Happiness is not a station you arrive at, but a manner of travelling.
– Margaret Lee Runbeck
All of us want to be happy don’t we?
Every person has a different meaning and a different understanding of happiness.
While some may relate happiness to the feeling of elation on securing the first rank in an exam or winning a race, some might believe a happy life to be one without any problems or ups & downs.
Many say that they will be happy when they achieve their goals – impress the boss or get that promotion or bag that new project.
But does it mean that we can be happy only when get something that we’ve always wanted or achieve success? Does it mean that we have to work towards being happy? Does it mean that we can be happy only on the happening of a certain event in our life? Does it mean that we aren’t happy already? Or does it it mean that we haven’t been happy all along?
It’s funny how we manage to associate such an intimate and lovely emotion with the happening or non happening of events that don’t even matter!
We always remember to fret about the things we don’t have and be unhappy about the most trivial matters – missing a bus, that tiny freckle on the face, being shouted at by your boss or being stuck in traffic for a little longer than usual. But how many times have really appreciated what we’ve got? How many times have we looked up and thanked that Someone sitting up in the sky for the amazing day that we’ve had? Or how many times have we simply thanked Him for giving us the beautiful life that we have..something that so many others haven’t been lucky to get?!
I believe that happiness comes from within us. We don’t need a reason to be happy! Aren’t we happy already? We may not be perfect..we might not be the best..we might not be flawless..but we can be happy, right?

== WORK INSTRUCTIONS ==
a - Do these statements agree with the passage on happiness? Answer yes or no for each, and quote the words from the passage that decide it. (i) Everyone understands happiness in the same way. (ii) The writer says we need a reason to be happy. (iii) Missing a bus is named as one of the trivial matters people get unhappy about.
b - Turn the paragraph of the passage on happiness that begins "We always remember to fret" into a short list that keeps its main points.

Dataset excerpts:
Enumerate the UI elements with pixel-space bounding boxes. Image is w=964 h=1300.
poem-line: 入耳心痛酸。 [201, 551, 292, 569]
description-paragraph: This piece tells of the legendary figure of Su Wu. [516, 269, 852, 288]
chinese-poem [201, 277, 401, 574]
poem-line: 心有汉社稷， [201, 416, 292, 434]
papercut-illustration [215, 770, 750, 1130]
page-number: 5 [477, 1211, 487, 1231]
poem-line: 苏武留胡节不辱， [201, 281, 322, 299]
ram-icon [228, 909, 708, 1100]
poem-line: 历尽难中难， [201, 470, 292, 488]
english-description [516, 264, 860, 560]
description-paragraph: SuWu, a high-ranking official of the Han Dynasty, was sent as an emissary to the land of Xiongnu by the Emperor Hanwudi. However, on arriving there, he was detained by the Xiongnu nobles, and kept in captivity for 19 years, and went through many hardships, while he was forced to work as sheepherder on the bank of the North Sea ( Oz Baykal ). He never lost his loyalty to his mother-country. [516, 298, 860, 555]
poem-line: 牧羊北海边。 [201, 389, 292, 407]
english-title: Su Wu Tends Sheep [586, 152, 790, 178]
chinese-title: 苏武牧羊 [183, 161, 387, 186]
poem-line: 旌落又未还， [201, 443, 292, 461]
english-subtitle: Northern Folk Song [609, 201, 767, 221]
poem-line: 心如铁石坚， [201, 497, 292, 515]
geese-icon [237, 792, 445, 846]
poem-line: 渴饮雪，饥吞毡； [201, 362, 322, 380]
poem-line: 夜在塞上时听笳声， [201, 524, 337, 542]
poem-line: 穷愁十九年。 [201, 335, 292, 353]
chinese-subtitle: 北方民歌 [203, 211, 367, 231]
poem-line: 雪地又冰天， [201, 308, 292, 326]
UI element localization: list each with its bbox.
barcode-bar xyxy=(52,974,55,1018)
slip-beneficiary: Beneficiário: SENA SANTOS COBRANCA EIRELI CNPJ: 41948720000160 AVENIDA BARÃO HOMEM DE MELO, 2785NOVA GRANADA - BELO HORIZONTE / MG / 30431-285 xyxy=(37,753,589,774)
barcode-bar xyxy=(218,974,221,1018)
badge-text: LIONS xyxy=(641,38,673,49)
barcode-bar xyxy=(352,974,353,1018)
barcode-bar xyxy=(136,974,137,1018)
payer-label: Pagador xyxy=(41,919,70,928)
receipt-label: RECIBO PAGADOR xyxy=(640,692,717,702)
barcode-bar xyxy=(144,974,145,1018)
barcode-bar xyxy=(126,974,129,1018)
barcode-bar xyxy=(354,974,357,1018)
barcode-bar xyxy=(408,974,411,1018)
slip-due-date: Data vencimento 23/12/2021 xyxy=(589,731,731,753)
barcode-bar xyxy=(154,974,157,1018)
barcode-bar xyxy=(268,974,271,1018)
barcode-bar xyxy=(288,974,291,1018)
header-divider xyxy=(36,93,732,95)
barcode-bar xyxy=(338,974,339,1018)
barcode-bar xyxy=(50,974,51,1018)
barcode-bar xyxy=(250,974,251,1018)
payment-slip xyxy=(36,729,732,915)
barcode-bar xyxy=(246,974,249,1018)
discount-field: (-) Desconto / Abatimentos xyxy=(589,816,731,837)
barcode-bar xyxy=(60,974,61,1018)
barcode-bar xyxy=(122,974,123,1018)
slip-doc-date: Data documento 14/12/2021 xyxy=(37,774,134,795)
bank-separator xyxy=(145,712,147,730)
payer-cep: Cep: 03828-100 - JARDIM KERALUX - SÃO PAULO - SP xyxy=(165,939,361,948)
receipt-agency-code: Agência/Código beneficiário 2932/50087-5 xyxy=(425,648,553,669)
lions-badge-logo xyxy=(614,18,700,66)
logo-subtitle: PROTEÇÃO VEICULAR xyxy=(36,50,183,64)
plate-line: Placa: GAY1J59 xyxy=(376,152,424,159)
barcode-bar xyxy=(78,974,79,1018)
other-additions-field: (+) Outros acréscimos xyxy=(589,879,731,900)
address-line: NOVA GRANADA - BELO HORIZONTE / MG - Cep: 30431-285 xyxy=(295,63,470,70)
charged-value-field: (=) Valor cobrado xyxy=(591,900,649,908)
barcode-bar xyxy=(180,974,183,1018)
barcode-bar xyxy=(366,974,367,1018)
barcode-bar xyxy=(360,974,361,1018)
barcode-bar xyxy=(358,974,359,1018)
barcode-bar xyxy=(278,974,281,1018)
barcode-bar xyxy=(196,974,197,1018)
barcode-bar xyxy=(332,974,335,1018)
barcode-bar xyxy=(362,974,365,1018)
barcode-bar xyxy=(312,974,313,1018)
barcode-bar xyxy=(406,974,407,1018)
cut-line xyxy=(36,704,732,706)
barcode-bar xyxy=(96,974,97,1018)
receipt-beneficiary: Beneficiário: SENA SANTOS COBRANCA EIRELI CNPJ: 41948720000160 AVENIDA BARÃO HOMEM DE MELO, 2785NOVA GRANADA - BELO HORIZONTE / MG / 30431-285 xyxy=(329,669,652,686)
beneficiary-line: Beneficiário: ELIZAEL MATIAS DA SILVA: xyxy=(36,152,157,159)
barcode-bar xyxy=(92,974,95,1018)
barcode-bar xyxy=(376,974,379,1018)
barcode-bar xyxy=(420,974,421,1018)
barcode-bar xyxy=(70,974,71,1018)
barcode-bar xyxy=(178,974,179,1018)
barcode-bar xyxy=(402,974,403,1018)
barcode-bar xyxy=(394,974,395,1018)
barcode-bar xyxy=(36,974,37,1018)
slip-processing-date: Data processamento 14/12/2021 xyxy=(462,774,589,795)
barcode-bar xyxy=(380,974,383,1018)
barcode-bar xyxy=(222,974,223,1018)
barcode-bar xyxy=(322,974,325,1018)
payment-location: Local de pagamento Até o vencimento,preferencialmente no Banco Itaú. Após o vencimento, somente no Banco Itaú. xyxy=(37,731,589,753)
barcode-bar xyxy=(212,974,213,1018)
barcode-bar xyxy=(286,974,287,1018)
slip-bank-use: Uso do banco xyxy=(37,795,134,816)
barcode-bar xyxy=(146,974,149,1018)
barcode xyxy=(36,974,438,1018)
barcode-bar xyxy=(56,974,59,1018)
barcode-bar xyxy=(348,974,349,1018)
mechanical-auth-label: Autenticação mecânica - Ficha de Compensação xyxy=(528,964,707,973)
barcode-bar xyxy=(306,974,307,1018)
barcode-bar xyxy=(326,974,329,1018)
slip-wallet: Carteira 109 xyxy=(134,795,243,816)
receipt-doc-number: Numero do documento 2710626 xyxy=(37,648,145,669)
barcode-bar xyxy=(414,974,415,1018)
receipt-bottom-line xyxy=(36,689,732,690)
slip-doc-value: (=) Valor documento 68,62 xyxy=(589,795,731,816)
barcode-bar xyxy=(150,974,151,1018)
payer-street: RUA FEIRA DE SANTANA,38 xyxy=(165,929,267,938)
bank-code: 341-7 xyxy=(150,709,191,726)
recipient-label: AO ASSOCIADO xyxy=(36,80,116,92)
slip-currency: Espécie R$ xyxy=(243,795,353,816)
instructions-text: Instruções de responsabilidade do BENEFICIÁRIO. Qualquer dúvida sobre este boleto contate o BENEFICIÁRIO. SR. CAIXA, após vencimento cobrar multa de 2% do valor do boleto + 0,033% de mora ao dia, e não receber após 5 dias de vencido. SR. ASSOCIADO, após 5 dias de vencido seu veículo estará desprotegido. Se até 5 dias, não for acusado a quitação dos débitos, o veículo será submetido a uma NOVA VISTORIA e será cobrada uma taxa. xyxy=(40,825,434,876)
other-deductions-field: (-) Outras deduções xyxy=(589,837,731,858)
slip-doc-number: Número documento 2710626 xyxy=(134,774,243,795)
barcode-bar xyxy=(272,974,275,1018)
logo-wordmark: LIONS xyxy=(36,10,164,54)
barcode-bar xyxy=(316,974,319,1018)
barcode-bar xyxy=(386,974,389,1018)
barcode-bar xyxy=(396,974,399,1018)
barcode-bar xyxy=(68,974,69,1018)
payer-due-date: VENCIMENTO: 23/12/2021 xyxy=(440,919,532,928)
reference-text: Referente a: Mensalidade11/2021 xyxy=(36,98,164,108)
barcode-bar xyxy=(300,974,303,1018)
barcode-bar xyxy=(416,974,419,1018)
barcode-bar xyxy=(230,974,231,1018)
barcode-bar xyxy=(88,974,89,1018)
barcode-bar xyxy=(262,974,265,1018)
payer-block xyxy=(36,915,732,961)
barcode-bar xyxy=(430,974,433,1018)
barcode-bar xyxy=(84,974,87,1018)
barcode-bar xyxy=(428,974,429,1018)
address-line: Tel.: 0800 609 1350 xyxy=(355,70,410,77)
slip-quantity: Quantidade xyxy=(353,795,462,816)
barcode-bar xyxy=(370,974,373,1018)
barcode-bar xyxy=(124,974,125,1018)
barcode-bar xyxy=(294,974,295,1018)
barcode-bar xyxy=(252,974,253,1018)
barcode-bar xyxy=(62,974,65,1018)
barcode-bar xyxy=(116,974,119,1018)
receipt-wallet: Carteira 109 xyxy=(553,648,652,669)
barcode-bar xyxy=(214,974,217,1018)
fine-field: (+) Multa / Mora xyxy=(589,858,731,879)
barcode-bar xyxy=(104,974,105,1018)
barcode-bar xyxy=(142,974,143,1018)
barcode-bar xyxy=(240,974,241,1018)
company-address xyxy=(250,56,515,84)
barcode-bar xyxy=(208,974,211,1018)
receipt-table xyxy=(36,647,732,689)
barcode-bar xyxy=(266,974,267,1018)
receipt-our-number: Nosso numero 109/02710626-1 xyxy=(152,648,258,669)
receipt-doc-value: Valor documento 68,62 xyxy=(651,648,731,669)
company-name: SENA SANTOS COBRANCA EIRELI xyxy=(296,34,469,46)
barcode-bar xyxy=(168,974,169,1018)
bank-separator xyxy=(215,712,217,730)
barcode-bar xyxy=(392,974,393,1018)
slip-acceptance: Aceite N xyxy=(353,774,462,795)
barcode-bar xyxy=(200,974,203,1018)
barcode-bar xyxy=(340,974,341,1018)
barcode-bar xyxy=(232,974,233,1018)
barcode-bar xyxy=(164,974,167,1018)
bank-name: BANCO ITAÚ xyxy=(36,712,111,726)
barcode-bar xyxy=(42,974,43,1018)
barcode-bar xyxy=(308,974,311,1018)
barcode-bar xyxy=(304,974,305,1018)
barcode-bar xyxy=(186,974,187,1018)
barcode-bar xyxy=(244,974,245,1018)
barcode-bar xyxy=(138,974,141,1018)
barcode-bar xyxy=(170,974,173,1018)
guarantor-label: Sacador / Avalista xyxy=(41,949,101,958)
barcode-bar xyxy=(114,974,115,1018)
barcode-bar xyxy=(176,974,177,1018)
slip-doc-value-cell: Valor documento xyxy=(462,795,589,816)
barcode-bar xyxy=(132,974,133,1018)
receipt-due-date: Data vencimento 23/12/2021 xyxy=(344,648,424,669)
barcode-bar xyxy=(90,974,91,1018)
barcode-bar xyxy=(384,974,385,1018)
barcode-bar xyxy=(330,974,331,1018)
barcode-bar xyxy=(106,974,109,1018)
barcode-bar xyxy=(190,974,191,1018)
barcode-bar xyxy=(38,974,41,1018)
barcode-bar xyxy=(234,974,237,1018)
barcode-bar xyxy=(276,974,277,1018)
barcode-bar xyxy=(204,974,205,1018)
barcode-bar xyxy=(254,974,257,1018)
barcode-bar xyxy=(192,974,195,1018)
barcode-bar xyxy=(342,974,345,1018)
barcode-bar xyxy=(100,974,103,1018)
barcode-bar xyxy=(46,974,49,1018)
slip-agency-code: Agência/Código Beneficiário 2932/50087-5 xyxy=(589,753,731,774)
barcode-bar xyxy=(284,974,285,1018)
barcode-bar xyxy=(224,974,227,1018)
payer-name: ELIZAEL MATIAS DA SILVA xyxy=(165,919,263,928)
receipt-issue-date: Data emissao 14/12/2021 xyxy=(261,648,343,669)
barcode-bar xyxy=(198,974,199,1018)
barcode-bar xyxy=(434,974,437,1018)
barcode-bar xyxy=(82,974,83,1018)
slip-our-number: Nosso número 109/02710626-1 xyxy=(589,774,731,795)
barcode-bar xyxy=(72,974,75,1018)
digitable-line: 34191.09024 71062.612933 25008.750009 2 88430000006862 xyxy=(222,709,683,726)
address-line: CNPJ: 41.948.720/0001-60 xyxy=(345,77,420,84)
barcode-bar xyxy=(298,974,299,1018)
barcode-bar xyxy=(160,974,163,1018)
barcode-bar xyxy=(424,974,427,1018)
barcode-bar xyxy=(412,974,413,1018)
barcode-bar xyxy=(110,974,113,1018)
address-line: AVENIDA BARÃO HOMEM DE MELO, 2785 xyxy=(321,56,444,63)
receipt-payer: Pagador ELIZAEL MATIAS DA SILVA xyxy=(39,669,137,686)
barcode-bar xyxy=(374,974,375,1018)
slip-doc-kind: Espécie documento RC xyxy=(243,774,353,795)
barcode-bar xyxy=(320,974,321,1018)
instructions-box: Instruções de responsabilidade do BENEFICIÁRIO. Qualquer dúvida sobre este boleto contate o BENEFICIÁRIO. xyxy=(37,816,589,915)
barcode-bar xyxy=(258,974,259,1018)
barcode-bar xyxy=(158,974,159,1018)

== COMPLETED EXERCISE ==
a -
(i) No: "Every person has a different meaning and a different understanding of happiness."
(ii) No: "We don’t need a reason to be happy!"
(iii) Yes: "be unhappy about the most trivial matters – missing a bus"

b -
- We always remember to worry about what we don't have.
- We get unhappy over the most trivial matters, such as missing a bus, a tiny freckle on the face, being shouted at by the boss, or being stuck in traffic a little longer than usual.
- How often have we really appreciated what we've got?
- How often have we thanked Someone up in the sky for an amazing day?
- How often have we thanked Him for our beautiful life, which so many others haven't been lucky enough to get?